Dataset records:
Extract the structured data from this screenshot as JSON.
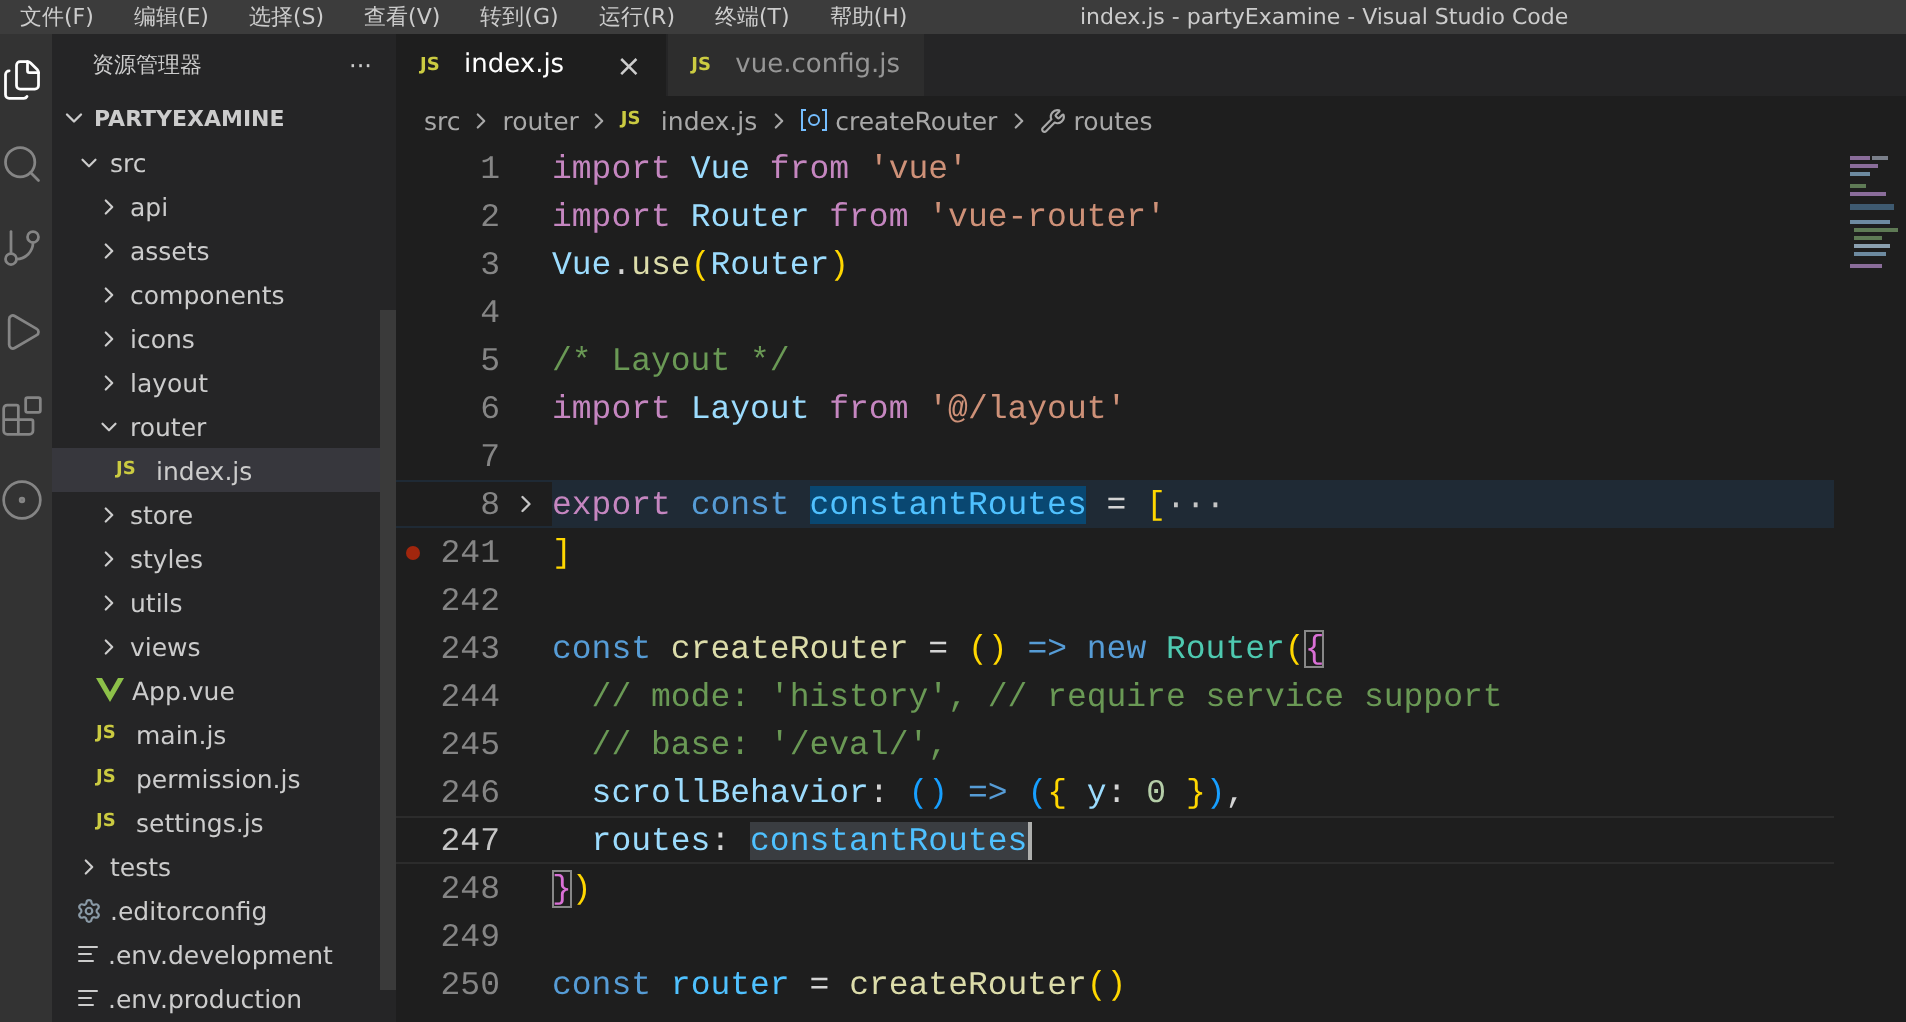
{
  "menu_bar": {
    "items": [
      "文件(F)",
      "编辑(E)",
      "选择(S)",
      "查看(V)",
      "转到(G)",
      "运行(R)",
      "终端(T)",
      "帮助(H)"
    ],
    "title": "index.js - partyExamine - Visual Studio Code"
  },
  "activity_bar": [
    {
      "kind": "files",
      "selected": true
    },
    {
      "kind": "search",
      "selected": false
    },
    {
      "kind": "scm",
      "selected": false
    },
    {
      "kind": "debug",
      "selected": false
    },
    {
      "kind": "extensions",
      "selected": false
    },
    {
      "kind": "remote",
      "selected": false
    }
  ],
  "explorer": {
    "title": "资源管理器",
    "more": "···",
    "root": {
      "label": "PARTYEXAMINE",
      "expanded": true
    },
    "tree": [
      {
        "label": "src",
        "kind": "folder",
        "expanded": true,
        "selected": false,
        "children": [
          {
            "label": "api",
            "kind": "folder",
            "expanded": false,
            "selected": false
          },
          {
            "label": "assets",
            "kind": "folder",
            "expanded": false,
            "selected": false
          },
          {
            "label": "components",
            "kind": "folder",
            "expanded": false,
            "selected": false
          },
          {
            "label": "icons",
            "kind": "folder",
            "expanded": false,
            "selected": false
          },
          {
            "label": "layout",
            "kind": "folder",
            "expanded": false,
            "selected": false
          },
          {
            "label": "router",
            "kind": "folder",
            "expanded": true,
            "selected": false,
            "children": [
              {
                "label": "index.js",
                "kind": "js",
                "badge": "JS",
                "selected": true
              }
            ]
          },
          {
            "label": "store",
            "kind": "folder",
            "expanded": false,
            "selected": false
          },
          {
            "label": "styles",
            "kind": "folder",
            "expanded": false,
            "selected": false
          },
          {
            "label": "utils",
            "kind": "folder",
            "expanded": false,
            "selected": false
          },
          {
            "label": "views",
            "kind": "folder",
            "expanded": false,
            "selected": false
          },
          {
            "label": "App.vue",
            "kind": "vue",
            "selected": false
          },
          {
            "label": "main.js",
            "kind": "js",
            "badge": "JS",
            "selected": false
          },
          {
            "label": "permission.js",
            "kind": "js",
            "badge": "JS",
            "selected": false
          },
          {
            "label": "settings.js",
            "kind": "js",
            "badge": "JS",
            "selected": false
          }
        ]
      },
      {
        "label": "tests",
        "kind": "folder",
        "expanded": false,
        "selected": false
      },
      {
        "label": ".editorconfig",
        "kind": "config",
        "selected": false
      },
      {
        "label": ".env.development",
        "kind": "text",
        "selected": false
      },
      {
        "label": ".env.production",
        "kind": "text",
        "selected": false
      }
    ]
  },
  "tabs": [
    {
      "label": "index.js",
      "badge": "JS",
      "selected": true,
      "close": "×"
    },
    {
      "label": "vue.config.js",
      "badge": "JS",
      "selected": false
    }
  ],
  "breadcrumbs": [
    {
      "label": "src",
      "kind": "folder"
    },
    {
      "label": "router",
      "kind": "folder"
    },
    {
      "label": "index.js",
      "kind": "js",
      "badge": "JS"
    },
    {
      "label": "createRouter",
      "kind": "variable"
    },
    {
      "label": "routes",
      "kind": "property"
    }
  ],
  "editor": {
    "lines": [
      {
        "number": "1",
        "folded": false,
        "breakpoint": false,
        "current": false,
        "tokens": [
          {
            "kind": "keyword",
            "text": "import "
          },
          {
            "kind": "variable",
            "text": "Vue "
          },
          {
            "kind": "keyword",
            "text": "from "
          },
          {
            "kind": "string",
            "text": "'vue'"
          }
        ]
      },
      {
        "number": "2",
        "folded": false,
        "breakpoint": false,
        "current": false,
        "tokens": [
          {
            "kind": "keyword",
            "text": "import "
          },
          {
            "kind": "variable",
            "text": "Router "
          },
          {
            "kind": "keyword",
            "text": "from "
          },
          {
            "kind": "string",
            "text": "'vue-router'"
          }
        ]
      },
      {
        "number": "3",
        "folded": false,
        "breakpoint": false,
        "current": false,
        "tokens": [
          {
            "kind": "variable",
            "text": "Vue"
          },
          {
            "kind": "plain",
            "text": "."
          },
          {
            "kind": "function",
            "text": "use"
          },
          {
            "kind": "bracket",
            "text": "("
          },
          {
            "kind": "variable",
            "text": "Router"
          },
          {
            "kind": "bracket",
            "text": ")"
          }
        ]
      },
      {
        "number": "4",
        "folded": false,
        "breakpoint": false,
        "current": false
      },
      {
        "number": "5",
        "folded": false,
        "breakpoint": false,
        "current": false,
        "tokens": [
          {
            "kind": "comment",
            "text": "/* Layout */"
          }
        ]
      },
      {
        "number": "6",
        "folded": false,
        "breakpoint": false,
        "current": false,
        "tokens": [
          {
            "kind": "keyword",
            "text": "import "
          },
          {
            "kind": "variable",
            "text": "Layout "
          },
          {
            "kind": "keyword",
            "text": "from "
          },
          {
            "kind": "string",
            "text": "'@/layout'"
          }
        ]
      },
      {
        "number": "7",
        "folded": false,
        "breakpoint": false,
        "current": false
      },
      {
        "number": "8",
        "folded": true,
        "breakpoint": false,
        "current": false,
        "tokens": [
          {
            "kind": "keyword",
            "text": "export "
          },
          {
            "kind": "storage",
            "text": "const "
          },
          {
            "kind": "occurrence",
            "text": "constantRoutes"
          },
          {
            "kind": "plain",
            "text": " = "
          },
          {
            "kind": "bracket",
            "text": "["
          },
          {
            "kind": "fold",
            "text": "···"
          }
        ]
      },
      {
        "number": "241",
        "folded": false,
        "breakpoint": true,
        "current": false,
        "tokens": [
          {
            "kind": "bracket",
            "text": "]"
          }
        ]
      },
      {
        "number": "242",
        "folded": false,
        "breakpoint": false,
        "current": false
      },
      {
        "number": "243",
        "folded": false,
        "breakpoint": false,
        "current": false,
        "tokens": [
          {
            "kind": "storage",
            "text": "const "
          },
          {
            "kind": "function",
            "text": "createRouter"
          },
          {
            "kind": "plain",
            "text": " = "
          },
          {
            "kind": "bracket",
            "text": "() "
          },
          {
            "kind": "storage",
            "text": "=> new "
          },
          {
            "kind": "class",
            "text": "Router"
          },
          {
            "kind": "bracket",
            "text": "("
          },
          {
            "kind": "match",
            "text": "{"
          }
        ]
      },
      {
        "number": "244",
        "folded": false,
        "breakpoint": false,
        "current": false,
        "tokens": [
          {
            "kind": "comment",
            "text": "  // mode: 'history', // require service support"
          }
        ]
      },
      {
        "number": "245",
        "folded": false,
        "breakpoint": false,
        "current": false,
        "tokens": [
          {
            "kind": "comment",
            "text": "  // base: '/eval/',"
          }
        ]
      },
      {
        "number": "246",
        "folded": false,
        "breakpoint": false,
        "current": false,
        "tokens": [
          {
            "kind": "variable",
            "text": "  scrollBehavior"
          },
          {
            "kind": "plain",
            "text": ": "
          },
          {
            "kind": "bracket3",
            "text": "() "
          },
          {
            "kind": "storage",
            "text": "=> "
          },
          {
            "kind": "bracket3",
            "text": "("
          },
          {
            "kind": "bracket",
            "text": "{ "
          },
          {
            "kind": "variable",
            "text": "y"
          },
          {
            "kind": "plain",
            "text": ": "
          },
          {
            "kind": "number",
            "text": "0 "
          },
          {
            "kind": "bracket",
            "text": "}"
          },
          {
            "kind": "bracket3",
            "text": ")"
          },
          {
            "kind": "plain",
            "text": ","
          }
        ]
      },
      {
        "number": "247",
        "folded": false,
        "breakpoint": false,
        "current": true,
        "tokens": [
          {
            "kind": "variable",
            "text": "  routes"
          },
          {
            "kind": "plain",
            "text": ": "
          },
          {
            "kind": "selection",
            "text": "constantRoutes"
          }
        ]
      },
      {
        "number": "248",
        "folded": false,
        "breakpoint": false,
        "current": false,
        "tokens": [
          {
            "kind": "match",
            "text": "}"
          },
          {
            "kind": "bracket",
            "text": ")"
          }
        ]
      },
      {
        "number": "249",
        "folded": false,
        "breakpoint": false,
        "current": false
      },
      {
        "number": "250",
        "folded": false,
        "breakpoint": false,
        "current": false,
        "tokens": [
          {
            "kind": "storage",
            "text": "const "
          },
          {
            "kind": "constant",
            "text": "router"
          },
          {
            "kind": "plain",
            "text": " = "
          },
          {
            "kind": "function",
            "text": "createRouter"
          },
          {
            "kind": "bracket",
            "text": "()"
          }
        ]
      }
    ]
  }
}
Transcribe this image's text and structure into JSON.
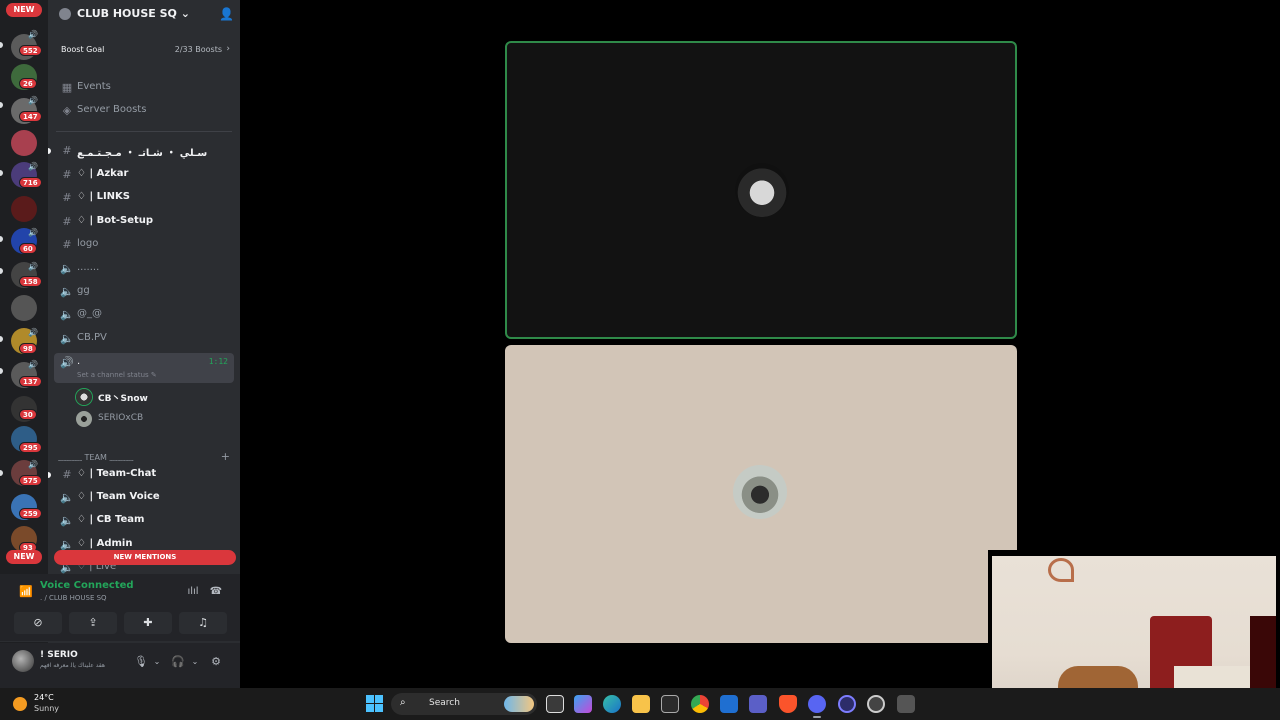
{
  "rail": {
    "new_top": "NEW",
    "new_bottom": "NEW",
    "badges": [
      "552",
      "26",
      "147",
      "716",
      "60",
      "158",
      "98",
      "137",
      "30",
      "295",
      "575",
      "259",
      "93"
    ]
  },
  "server": {
    "name": "CLUB HOUSE SQ",
    "boost_label": "Boost Goal",
    "boost_count": "2/33 Boosts"
  },
  "menu": {
    "events": "Events",
    "server_boosts": "Server Boosts"
  },
  "channels": [
    {
      "icon": "hash",
      "name": "سـلي ・ شـاتـ ・ مـجـتـمـع",
      "unread": true
    },
    {
      "icon": "hash",
      "name": "♢ | Azkar",
      "unread": true
    },
    {
      "icon": "hash",
      "name": "♢ | LINKS",
      "unread": true
    },
    {
      "icon": "hash",
      "name": "♢ | Bot-Setup",
      "unread": true
    },
    {
      "icon": "hash",
      "name": "logo",
      "unread": false
    },
    {
      "icon": "speaker",
      "name": ".......",
      "unread": false
    },
    {
      "icon": "speaker",
      "name": "gg",
      "unread": false
    },
    {
      "icon": "speaker",
      "name": "@_@",
      "unread": false
    },
    {
      "icon": "speaker",
      "name": "CB.PV",
      "unread": false
    }
  ],
  "active_voice": {
    "name": ".",
    "time": "1:12",
    "status_prompt": "Set a channel status ✎",
    "members": [
      {
        "name": "CB丶Snow",
        "bold": true
      },
      {
        "name": "SERIOxCB",
        "bold": false
      }
    ]
  },
  "category": {
    "label": "﹏﹏﹏ TEAM ﹏﹏﹏",
    "plus": "+"
  },
  "team_channels": [
    {
      "icon": "hash",
      "name": "♢ | Team-Chat",
      "unread": true
    },
    {
      "icon": "speaker",
      "name": "♢ | Team Voice",
      "unread": true
    },
    {
      "icon": "speaker",
      "name": "♢ | CB Team",
      "unread": true
    },
    {
      "icon": "speaker",
      "name": "♢ | Admin",
      "unread": true
    },
    {
      "icon": "speaker",
      "name": "♢ | Live",
      "unread": false
    }
  ],
  "new_mentions": "NEW MENTIONS",
  "voice": {
    "title": "Voice Connected",
    "subtitle": ". / CLUB HOUSE SQ"
  },
  "user": {
    "name": "! SERIO",
    "status": "ﻫﻘﺪ ﻋﻠﻴﻨﺎﻙ ﻳﺎﻟ ﻣﻌﺮﻓﻪ ﺍﻓﻬﻢ"
  },
  "taskbar": {
    "temperature": "24°C",
    "condition": "Sunny",
    "search_label": "Search"
  },
  "colors": {
    "accent_green": "#23a55a",
    "danger_red": "#da373c",
    "speaking_border": "#2f8a49"
  }
}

- SET TASK
Copy out the lines that hold "status".

- OUTPUT BELOW
    "status_prompt": "Set a channel status ✎",
    "status": "ﻫﻘﺪ ﻋﻠﻴﻨﺎﻙ ﻳﺎﻟ ﻣﻌﺮﻓﻪ ﺍﻓﻬﻢ"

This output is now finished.